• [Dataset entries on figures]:
=====

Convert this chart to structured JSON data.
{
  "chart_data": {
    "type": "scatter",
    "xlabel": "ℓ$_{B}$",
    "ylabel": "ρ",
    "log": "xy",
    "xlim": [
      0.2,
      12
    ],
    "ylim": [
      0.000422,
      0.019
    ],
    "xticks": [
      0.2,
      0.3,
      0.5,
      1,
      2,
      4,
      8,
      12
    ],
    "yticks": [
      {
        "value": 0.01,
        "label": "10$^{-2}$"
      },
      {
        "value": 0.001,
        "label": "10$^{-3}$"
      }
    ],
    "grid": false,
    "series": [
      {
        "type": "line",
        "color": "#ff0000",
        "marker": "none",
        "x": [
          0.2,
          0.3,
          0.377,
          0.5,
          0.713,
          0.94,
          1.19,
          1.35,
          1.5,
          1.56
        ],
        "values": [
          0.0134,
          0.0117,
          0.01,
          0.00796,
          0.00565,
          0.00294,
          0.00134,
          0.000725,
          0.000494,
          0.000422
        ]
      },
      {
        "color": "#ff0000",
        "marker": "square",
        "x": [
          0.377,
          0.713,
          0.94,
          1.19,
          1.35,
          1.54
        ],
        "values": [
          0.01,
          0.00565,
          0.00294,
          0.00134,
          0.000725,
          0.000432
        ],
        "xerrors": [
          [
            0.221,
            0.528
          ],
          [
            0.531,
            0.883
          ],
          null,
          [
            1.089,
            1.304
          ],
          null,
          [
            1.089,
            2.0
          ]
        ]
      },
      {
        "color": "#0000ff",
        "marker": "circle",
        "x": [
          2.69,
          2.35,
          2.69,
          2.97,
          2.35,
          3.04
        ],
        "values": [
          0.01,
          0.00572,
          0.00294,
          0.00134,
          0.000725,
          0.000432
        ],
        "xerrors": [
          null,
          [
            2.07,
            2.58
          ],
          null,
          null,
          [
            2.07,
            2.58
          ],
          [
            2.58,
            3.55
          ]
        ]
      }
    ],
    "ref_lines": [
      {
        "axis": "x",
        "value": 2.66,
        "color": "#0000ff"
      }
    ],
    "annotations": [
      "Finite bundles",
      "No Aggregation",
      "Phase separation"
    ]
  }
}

=====

• [WHAT THE TASK ASKS]: Give the data again, exactly as it stands.

• [ANSWER TO THE EXERCISE]:
Convert this chart to structured JSON data.
{
  "chart_data": {
    "type": "scatter",
    "xlabel": "ℓ$_{B}$",
    "ylabel": "ρ",
    "log": "xy",
    "xlim": [
      0.2,
      12
    ],
    "ylim": [
      0.000422,
      0.019
    ],
    "xticks": [
      0.2,
      0.3,
      0.5,
      1,
      2,
      4,
      8,
      12
    ],
    "yticks": [
      {
        "value": 0.01,
        "label": "10$^{-2}$"
      },
      {
        "value": 0.001,
        "label": "10$^{-3}$"
      }
    ],
    "grid": false,
    "series": [
      {
        "type": "line",
        "color": "#ff0000",
        "marker": "none",
        "x": [
          0.2,
          0.3,
          0.377,
          0.5,
          0.713,
          0.94,
          1.19,
          1.35,
          1.5,
          1.56
        ],
        "values": [
          0.0134,
          0.0117,
          0.01,
          0.00796,
          0.00565,
          0.00294,
          0.00134,
          0.000725,
          0.000494,
          0.000422
        ]
      },
      {
        "color": "#ff0000",
        "marker": "square",
        "x": [
          0.377,
          0.713,
          0.94,
          1.19,
          1.35,
          1.54
        ],
        "values": [
          0.01,
          0.00565,
          0.00294,
          0.00134,
          0.000725,
          0.000432
        ],
        "xerrors": [
          [
            0.221,
            0.528
          ],
          [
            0.531,
            0.883
          ],
          null,
          [
            1.089,
            1.304
          ],
          null,
          [
            1.089,
            2.0
          ]
        ]
      },
      {
        "color": "#0000ff",
        "marker": "circle",
        "x": [
          2.69,
          2.35,
          2.69,
          2.97,
          2.35,
          3.04
        ],
        "values": [
          0.01,
          0.00572,
          0.00294,
          0.00134,
          0.000725,
          0.000432
        ],
        "xerrors": [
          null,
          [
            2.07,
            2.58
          ],
          null,
          null,
          [
            2.07,
            2.58
          ],
          [
            2.58,
            3.55
          ]
        ]
      }
    ],
    "ref_lines": [
      {
        "axis": "x",
        "value": 2.66,
        "color": "#0000ff"
      }
    ],
    "annotations": [
      "Finite bundles",
      "No Aggregation",
      "Phase separation"
    ]
  }
}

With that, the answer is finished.